───── Input for this task

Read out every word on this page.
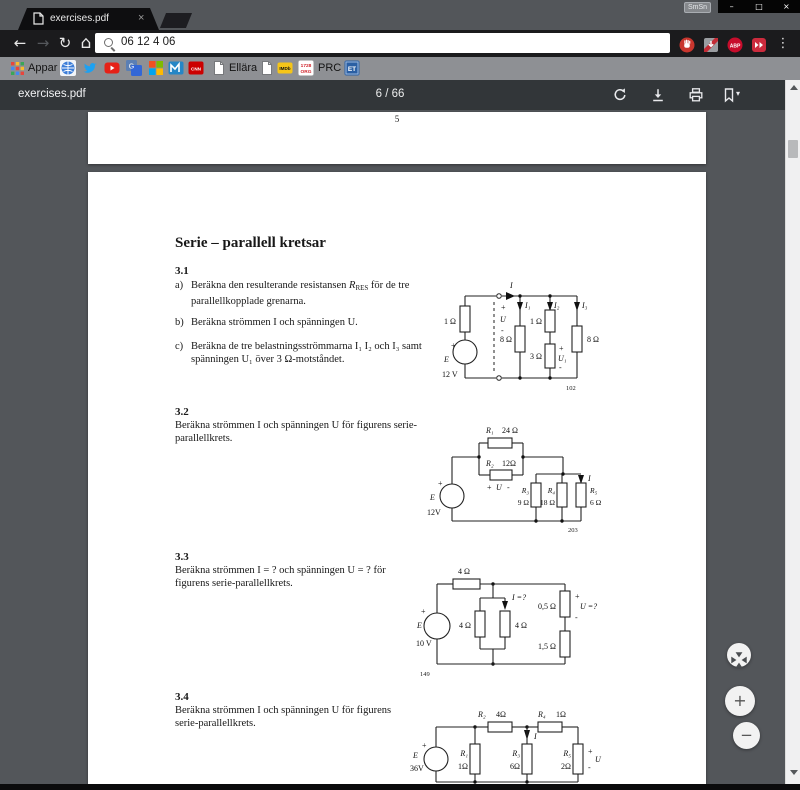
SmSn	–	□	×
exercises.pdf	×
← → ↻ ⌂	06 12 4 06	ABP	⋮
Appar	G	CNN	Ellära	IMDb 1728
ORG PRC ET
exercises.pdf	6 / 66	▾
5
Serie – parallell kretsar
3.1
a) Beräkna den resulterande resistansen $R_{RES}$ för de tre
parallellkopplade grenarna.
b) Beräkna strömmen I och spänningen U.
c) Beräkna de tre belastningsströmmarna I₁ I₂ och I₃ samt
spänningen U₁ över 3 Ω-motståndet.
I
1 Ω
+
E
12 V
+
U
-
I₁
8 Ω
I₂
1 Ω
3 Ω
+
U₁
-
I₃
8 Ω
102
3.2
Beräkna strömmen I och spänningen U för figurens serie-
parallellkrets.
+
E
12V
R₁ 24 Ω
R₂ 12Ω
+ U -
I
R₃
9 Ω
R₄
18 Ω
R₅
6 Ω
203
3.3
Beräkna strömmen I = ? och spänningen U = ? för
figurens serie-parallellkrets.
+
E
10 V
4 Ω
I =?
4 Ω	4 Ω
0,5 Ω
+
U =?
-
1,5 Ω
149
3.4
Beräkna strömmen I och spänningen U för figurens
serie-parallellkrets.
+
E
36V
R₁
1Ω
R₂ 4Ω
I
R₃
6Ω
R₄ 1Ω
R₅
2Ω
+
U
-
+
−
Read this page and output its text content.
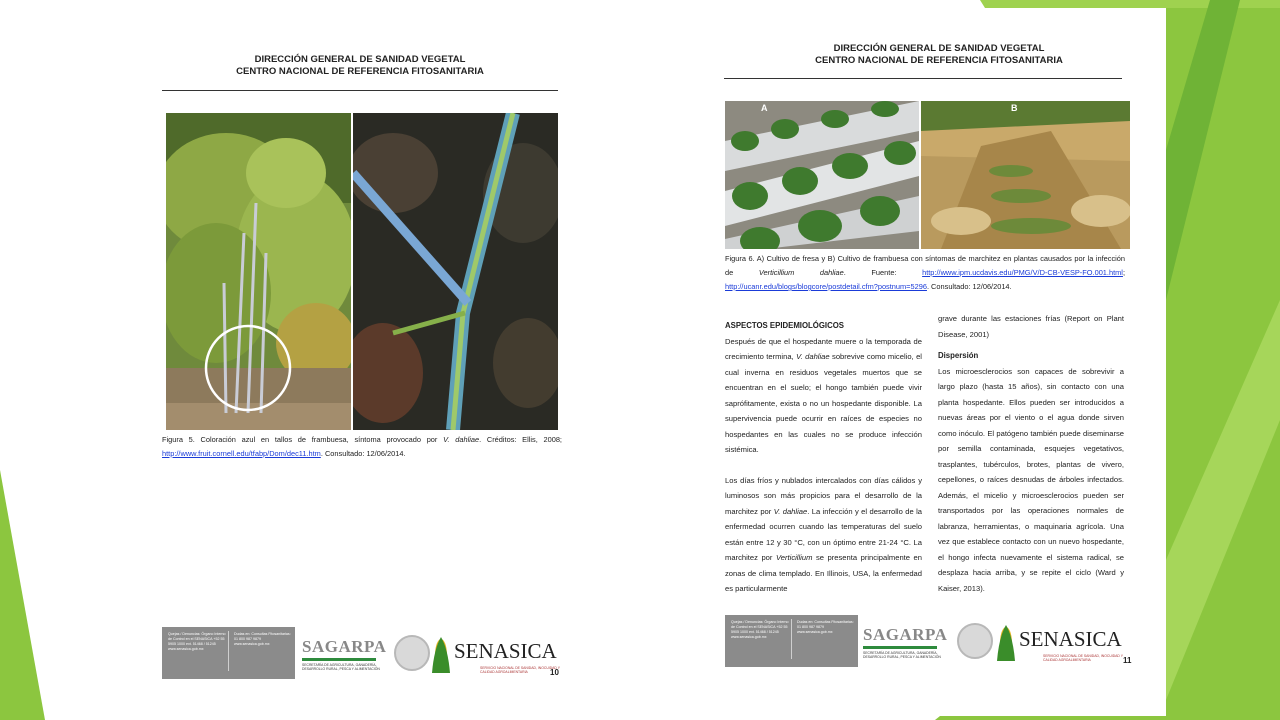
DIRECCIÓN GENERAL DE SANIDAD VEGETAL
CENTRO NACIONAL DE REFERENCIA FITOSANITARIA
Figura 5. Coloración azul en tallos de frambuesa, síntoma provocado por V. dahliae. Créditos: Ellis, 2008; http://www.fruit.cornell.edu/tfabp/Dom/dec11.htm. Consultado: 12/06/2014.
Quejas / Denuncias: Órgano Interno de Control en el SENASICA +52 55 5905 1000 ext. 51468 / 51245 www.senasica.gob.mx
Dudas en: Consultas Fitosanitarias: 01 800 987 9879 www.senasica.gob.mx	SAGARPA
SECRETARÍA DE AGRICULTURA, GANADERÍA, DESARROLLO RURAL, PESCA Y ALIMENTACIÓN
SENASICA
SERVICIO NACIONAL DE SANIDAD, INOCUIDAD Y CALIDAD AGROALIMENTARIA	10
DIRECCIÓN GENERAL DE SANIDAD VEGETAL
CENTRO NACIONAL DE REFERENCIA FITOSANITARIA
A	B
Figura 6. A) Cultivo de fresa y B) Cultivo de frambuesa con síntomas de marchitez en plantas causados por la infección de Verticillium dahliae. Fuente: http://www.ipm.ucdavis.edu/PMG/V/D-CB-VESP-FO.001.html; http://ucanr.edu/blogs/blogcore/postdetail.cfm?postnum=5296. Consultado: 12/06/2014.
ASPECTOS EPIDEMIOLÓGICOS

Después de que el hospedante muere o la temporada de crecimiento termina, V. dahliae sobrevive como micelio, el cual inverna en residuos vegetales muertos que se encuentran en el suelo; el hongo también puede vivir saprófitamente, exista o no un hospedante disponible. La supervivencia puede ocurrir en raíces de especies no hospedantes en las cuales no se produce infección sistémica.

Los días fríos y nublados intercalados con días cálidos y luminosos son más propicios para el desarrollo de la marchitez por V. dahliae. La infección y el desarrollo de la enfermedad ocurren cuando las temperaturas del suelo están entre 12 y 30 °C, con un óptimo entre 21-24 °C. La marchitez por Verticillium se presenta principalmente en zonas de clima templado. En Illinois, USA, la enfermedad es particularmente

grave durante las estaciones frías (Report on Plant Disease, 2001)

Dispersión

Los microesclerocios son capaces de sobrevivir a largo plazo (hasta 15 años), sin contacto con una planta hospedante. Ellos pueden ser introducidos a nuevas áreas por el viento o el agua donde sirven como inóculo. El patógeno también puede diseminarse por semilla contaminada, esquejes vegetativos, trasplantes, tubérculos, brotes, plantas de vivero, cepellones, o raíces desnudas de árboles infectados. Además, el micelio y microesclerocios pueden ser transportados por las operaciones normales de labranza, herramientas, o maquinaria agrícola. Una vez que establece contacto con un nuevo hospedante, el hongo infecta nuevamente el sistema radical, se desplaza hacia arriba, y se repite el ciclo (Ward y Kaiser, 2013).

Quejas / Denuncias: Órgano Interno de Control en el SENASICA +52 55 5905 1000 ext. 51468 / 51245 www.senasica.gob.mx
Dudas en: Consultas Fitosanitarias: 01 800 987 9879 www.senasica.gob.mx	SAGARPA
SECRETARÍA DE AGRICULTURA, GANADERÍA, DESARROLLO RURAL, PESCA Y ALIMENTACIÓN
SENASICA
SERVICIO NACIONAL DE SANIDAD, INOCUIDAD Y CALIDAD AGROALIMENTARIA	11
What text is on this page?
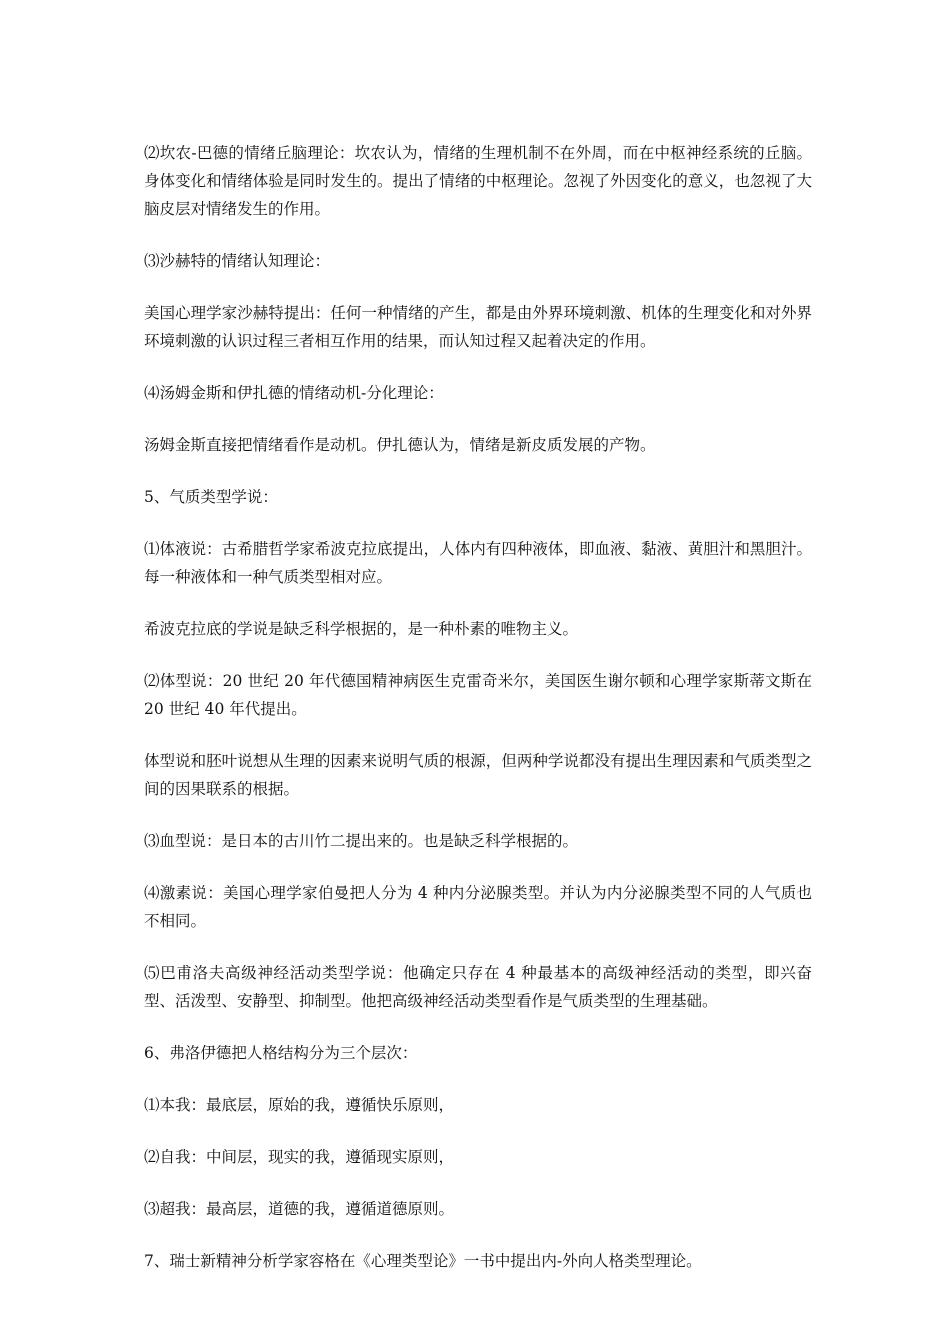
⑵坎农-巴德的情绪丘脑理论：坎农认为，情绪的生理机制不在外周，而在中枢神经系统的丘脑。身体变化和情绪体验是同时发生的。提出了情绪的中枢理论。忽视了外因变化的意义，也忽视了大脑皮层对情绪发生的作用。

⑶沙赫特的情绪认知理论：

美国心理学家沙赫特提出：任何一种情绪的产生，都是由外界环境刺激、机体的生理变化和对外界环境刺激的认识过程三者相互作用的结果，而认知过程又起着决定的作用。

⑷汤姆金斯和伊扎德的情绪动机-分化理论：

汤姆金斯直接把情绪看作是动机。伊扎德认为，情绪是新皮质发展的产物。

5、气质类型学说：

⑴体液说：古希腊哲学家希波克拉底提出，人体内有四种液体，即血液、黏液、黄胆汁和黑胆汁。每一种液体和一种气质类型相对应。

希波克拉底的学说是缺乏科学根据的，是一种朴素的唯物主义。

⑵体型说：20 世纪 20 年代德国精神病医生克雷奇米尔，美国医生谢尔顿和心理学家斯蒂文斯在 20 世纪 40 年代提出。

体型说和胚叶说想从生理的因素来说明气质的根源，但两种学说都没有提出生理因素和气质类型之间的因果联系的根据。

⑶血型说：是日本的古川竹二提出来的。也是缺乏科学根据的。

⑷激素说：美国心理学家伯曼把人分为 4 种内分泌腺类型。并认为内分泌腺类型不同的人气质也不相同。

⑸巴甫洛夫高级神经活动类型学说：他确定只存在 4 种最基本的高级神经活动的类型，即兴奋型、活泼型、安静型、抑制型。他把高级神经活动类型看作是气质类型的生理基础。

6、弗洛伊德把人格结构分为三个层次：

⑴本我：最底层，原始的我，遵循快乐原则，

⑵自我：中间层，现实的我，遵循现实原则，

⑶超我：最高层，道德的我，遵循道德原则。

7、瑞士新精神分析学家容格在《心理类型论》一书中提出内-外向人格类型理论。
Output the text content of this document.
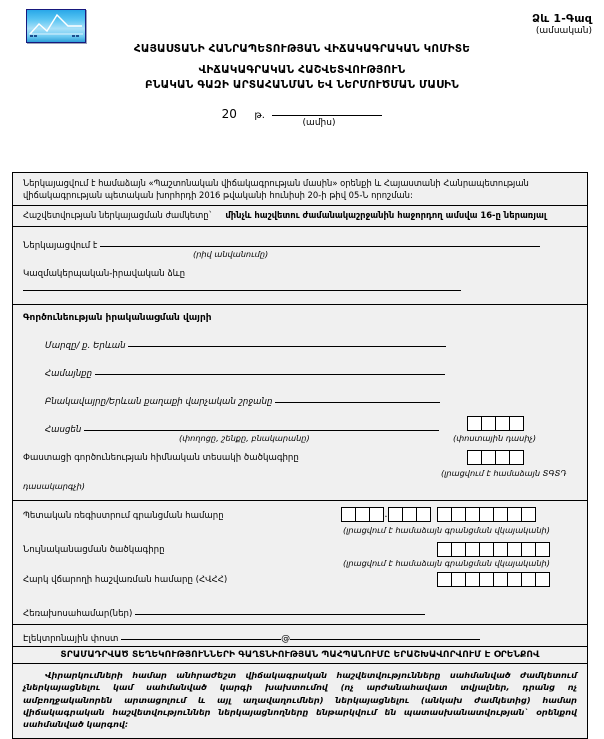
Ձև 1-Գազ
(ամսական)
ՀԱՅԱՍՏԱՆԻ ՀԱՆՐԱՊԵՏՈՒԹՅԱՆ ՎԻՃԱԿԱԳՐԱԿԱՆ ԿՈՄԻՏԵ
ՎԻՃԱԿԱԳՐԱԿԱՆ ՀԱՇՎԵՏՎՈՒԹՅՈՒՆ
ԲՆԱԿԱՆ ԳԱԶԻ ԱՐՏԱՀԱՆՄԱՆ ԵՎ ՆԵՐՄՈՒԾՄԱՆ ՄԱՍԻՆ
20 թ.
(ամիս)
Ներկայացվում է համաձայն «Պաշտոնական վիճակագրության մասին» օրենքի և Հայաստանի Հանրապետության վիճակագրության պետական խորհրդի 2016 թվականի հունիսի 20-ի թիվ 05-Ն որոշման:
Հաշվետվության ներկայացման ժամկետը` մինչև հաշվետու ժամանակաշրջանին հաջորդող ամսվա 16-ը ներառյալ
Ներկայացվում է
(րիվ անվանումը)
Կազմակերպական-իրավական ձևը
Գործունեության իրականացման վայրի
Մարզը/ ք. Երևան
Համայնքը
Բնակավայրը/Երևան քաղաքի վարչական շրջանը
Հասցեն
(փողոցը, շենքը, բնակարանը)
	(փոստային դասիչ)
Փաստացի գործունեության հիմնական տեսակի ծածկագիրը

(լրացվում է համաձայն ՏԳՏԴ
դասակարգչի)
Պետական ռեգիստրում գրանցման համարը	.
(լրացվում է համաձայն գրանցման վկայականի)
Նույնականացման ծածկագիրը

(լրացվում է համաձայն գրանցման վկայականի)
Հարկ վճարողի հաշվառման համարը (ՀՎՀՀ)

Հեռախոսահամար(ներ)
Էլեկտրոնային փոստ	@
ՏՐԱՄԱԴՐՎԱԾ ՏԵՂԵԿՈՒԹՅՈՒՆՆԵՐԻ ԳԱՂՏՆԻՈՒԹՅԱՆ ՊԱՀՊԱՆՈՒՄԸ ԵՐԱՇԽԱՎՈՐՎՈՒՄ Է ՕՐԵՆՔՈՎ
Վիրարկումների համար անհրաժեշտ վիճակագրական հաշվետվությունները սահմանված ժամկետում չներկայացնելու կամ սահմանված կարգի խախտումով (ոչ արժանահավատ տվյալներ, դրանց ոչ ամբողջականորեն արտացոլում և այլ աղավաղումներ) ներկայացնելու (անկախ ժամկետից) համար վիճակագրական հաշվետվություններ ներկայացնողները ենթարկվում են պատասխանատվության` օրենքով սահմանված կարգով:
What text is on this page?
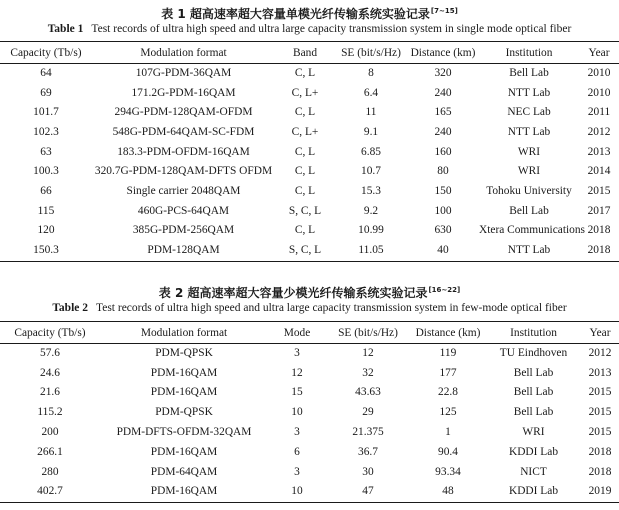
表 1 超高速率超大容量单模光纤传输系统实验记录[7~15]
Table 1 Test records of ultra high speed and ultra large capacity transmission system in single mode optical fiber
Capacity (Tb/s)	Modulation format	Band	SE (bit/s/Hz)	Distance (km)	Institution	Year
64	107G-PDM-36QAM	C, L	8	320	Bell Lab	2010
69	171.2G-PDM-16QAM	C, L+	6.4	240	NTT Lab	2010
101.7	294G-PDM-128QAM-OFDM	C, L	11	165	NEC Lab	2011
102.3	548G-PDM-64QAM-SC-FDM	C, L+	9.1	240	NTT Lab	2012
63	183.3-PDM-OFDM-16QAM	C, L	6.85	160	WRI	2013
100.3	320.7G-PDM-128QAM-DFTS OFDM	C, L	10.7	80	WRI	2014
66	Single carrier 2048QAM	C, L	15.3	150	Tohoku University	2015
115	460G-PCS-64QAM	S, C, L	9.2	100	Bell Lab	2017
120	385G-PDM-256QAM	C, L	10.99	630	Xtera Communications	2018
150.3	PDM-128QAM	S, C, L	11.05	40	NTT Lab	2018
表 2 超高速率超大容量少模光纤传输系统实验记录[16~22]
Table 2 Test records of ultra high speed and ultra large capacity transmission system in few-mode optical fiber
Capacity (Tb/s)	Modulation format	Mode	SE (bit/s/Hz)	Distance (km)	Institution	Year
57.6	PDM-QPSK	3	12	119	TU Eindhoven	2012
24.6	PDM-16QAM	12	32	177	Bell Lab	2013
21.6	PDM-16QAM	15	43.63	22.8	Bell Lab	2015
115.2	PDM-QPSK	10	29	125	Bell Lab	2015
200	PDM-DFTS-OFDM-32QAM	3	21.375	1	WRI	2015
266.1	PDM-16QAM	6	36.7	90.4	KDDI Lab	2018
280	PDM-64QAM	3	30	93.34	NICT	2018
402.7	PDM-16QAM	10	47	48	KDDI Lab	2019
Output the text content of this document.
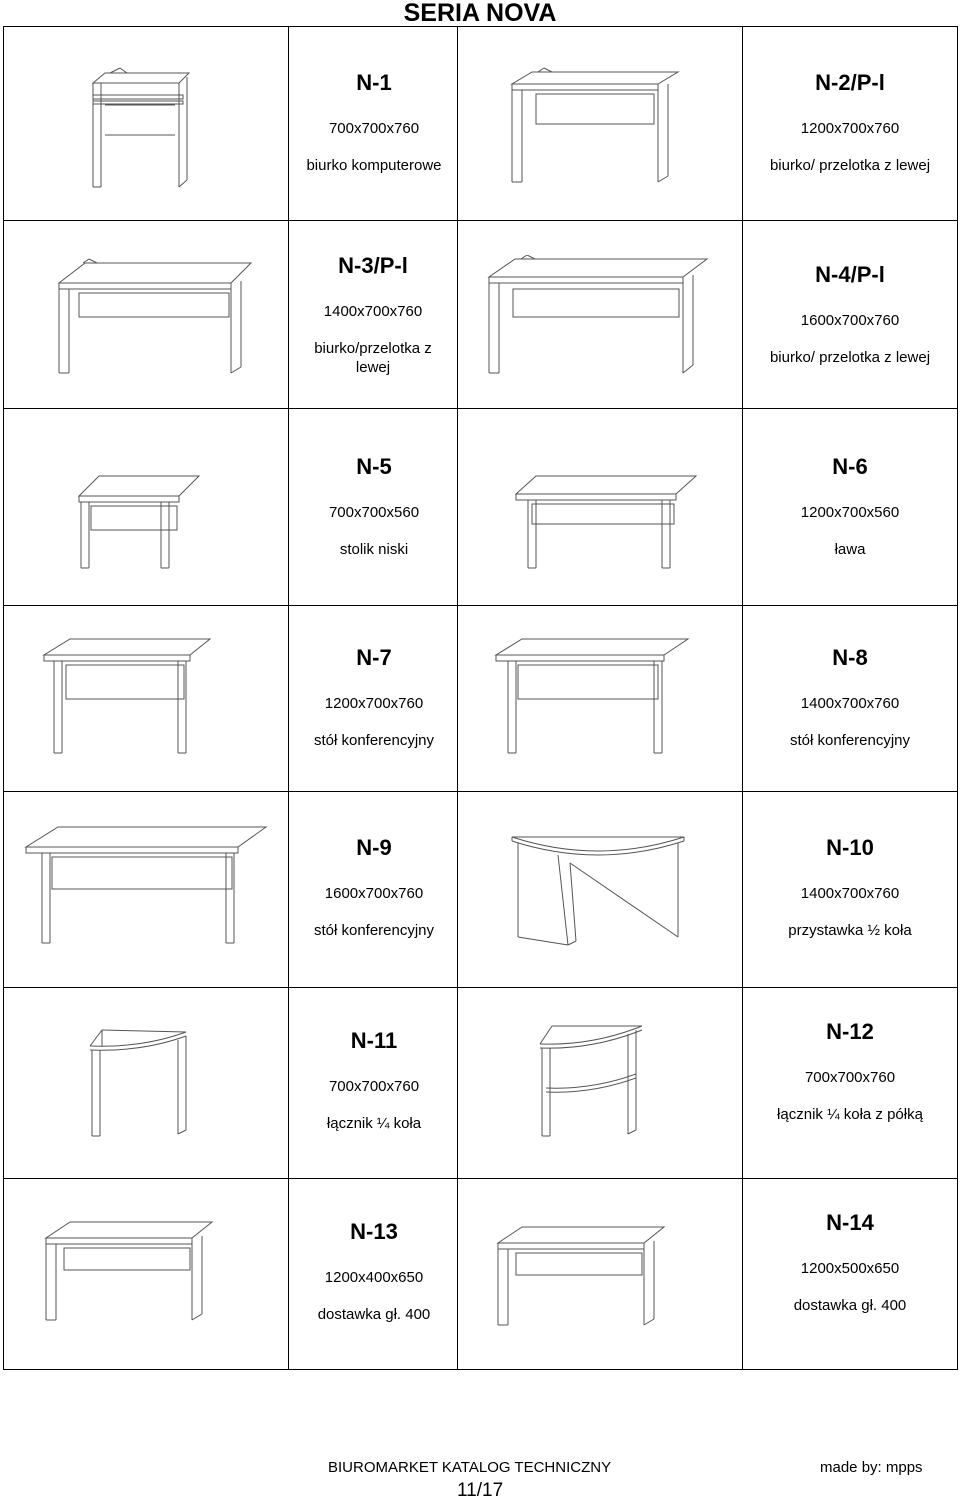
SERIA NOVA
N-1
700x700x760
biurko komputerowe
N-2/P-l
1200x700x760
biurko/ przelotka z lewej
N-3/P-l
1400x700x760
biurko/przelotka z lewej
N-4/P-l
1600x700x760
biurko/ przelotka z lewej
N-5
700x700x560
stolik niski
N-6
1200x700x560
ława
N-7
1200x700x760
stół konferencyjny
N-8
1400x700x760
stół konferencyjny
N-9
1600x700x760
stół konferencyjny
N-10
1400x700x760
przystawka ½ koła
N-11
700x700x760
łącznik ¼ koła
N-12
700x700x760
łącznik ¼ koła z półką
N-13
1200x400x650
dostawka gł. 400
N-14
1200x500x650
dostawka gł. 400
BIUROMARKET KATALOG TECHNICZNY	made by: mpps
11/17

──────────

Using the listing, say how many lines include the word "համարը", and add nothing else.

### Task output
2